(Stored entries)
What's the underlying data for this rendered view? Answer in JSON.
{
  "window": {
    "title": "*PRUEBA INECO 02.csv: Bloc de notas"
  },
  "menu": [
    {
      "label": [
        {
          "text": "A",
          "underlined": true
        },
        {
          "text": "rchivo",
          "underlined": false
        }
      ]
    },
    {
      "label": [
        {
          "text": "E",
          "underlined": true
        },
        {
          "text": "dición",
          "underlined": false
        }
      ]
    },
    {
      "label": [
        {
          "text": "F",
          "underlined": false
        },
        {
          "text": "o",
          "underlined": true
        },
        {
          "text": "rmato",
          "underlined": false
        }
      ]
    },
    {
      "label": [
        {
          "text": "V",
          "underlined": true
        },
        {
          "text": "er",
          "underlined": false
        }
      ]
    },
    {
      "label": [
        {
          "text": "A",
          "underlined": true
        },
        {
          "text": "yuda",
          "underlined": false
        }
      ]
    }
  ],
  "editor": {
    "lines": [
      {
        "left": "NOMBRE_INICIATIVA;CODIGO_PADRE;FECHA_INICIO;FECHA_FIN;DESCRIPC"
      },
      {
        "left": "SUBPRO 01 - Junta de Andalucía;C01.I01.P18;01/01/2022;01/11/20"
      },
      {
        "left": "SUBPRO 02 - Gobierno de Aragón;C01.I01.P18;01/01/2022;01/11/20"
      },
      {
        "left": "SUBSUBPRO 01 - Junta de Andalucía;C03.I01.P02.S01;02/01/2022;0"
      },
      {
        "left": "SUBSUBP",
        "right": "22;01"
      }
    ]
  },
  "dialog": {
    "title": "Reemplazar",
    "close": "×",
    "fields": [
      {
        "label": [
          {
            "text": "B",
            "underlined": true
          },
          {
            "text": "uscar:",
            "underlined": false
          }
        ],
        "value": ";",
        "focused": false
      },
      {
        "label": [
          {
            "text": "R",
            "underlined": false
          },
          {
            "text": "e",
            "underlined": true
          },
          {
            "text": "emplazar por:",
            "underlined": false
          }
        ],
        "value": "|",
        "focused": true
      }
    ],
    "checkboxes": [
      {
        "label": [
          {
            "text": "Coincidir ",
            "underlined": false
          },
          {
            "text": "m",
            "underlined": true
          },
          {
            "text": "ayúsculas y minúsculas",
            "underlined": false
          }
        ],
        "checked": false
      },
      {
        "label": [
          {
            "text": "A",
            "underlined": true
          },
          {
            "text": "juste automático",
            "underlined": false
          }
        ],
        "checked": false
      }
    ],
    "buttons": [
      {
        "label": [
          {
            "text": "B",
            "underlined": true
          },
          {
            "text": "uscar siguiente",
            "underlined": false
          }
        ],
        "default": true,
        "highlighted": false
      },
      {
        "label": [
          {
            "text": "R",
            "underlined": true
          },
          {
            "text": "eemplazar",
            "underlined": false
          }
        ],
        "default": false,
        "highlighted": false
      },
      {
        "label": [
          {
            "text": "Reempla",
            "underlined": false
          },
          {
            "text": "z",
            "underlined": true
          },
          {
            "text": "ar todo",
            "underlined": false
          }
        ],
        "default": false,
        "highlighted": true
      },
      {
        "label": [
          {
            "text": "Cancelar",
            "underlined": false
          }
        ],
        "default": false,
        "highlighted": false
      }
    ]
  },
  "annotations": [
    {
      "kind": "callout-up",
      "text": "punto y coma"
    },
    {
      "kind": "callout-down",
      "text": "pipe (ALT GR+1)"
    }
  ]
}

*Goal*
Print all of the entries exactly as they appear.

*Finished task*
What's the underlying data for this rendered view? Answer in JSON.
{
  "window": {
    "title": "*PRUEBA INECO 02.csv: Bloc de notas"
  },
  "menu": [
    {
      "label": [
        {
          "text": "A",
          "underlined": true
        },
        {
          "text": "rchivo",
          "underlined": false
        }
      ]
    },
    {
      "label": [
        {
          "text": "E",
          "underlined": true
        },
        {
          "text": "dición",
          "underlined": false
        }
      ]
    },
    {
      "label": [
        {
          "text": "F",
          "underlined": false
        },
        {
          "text": "o",
          "underlined": true
        },
        {
          "text": "rmato",
          "underlined": false
        }
      ]
    },
    {
      "label": [
        {
          "text": "V",
          "underlined": true
        },
        {
          "text": "er",
          "underlined": false
        }
      ]
    },
    {
      "label": [
        {
          "text": "A",
          "underlined": true
        },
        {
          "text": "yuda",
          "underlined": false
        }
      ]
    }
  ],
  "editor": {
    "lines": [
      {
        "left": "NOMBRE_INICIATIVA;CODIGO_PADRE;FECHA_INICIO;FECHA_FIN;DESCRIPC"
      },
      {
        "left": "SUBPRO 01 - Junta de Andalucía;C01.I01.P18;01/01/2022;01/11/20"
      },
      {
        "left": "SUBPRO 02 - Gobierno de Aragón;C01.I01.P18;01/01/2022;01/11/20"
      },
      {
        "left": "SUBSUBPRO 01 - Junta de Andalucía;C03.I01.P02.S01;02/01/2022;0"
      },
      {
        "left": "SUBSUBP",
        "right": "22;01"
      }
    ]
  },
  "dialog": {
    "title": "Reemplazar",
    "close": "×",
    "fields": [
      {
        "label": [
          {
            "text": "B",
            "underlined": true
          },
          {
            "text": "uscar:",
            "underlined": false
          }
        ],
        "value": ";",
        "focused": false
      },
      {
        "label": [
          {
            "text": "R",
            "underlined": false
          },
          {
            "text": "e",
            "underlined": true
          },
          {
            "text": "emplazar por:",
            "underlined": false
          }
        ],
        "value": "|",
        "focused": true
      }
    ],
    "checkboxes": [
      {
        "label": [
          {
            "text": "Coincidir ",
            "underlined": false
          },
          {
            "text": "m",
            "underlined": true
          },
          {
            "text": "ayúsculas y minúsculas",
            "underlined": false
          }
        ],
        "checked": false
      },
      {
        "label": [
          {
            "text": "A",
            "underlined": true
          },
          {
            "text": "juste automático",
            "underlined": false
          }
        ],
        "checked": false
      }
    ],
    "buttons": [
      {
        "label": [
          {
            "text": "B",
            "underlined": true
          },
          {
            "text": "uscar siguiente",
            "underlined": false
          }
        ],
        "default": true,
        "highlighted": false
      },
      {
        "label": [
          {
            "text": "R",
            "underlined": true
          },
          {
            "text": "eemplazar",
            "underlined": false
          }
        ],
        "default": false,
        "highlighted": false
      },
      {
        "label": [
          {
            "text": "Reempla",
            "underlined": false
          },
          {
            "text": "z",
            "underlined": true
          },
          {
            "text": "ar todo",
            "underlined": false
          }
        ],
        "default": false,
        "highlighted": true
      },
      {
        "label": [
          {
            "text": "Cancelar",
            "underlined": false
          }
        ],
        "default": false,
        "highlighted": false
      }
    ]
  },
  "annotations": [
    {
      "kind": "callout-up",
      "text": "punto y coma"
    },
    {
      "kind": "callout-down",
      "text": "pipe (ALT GR+1)"
    }
  ]
}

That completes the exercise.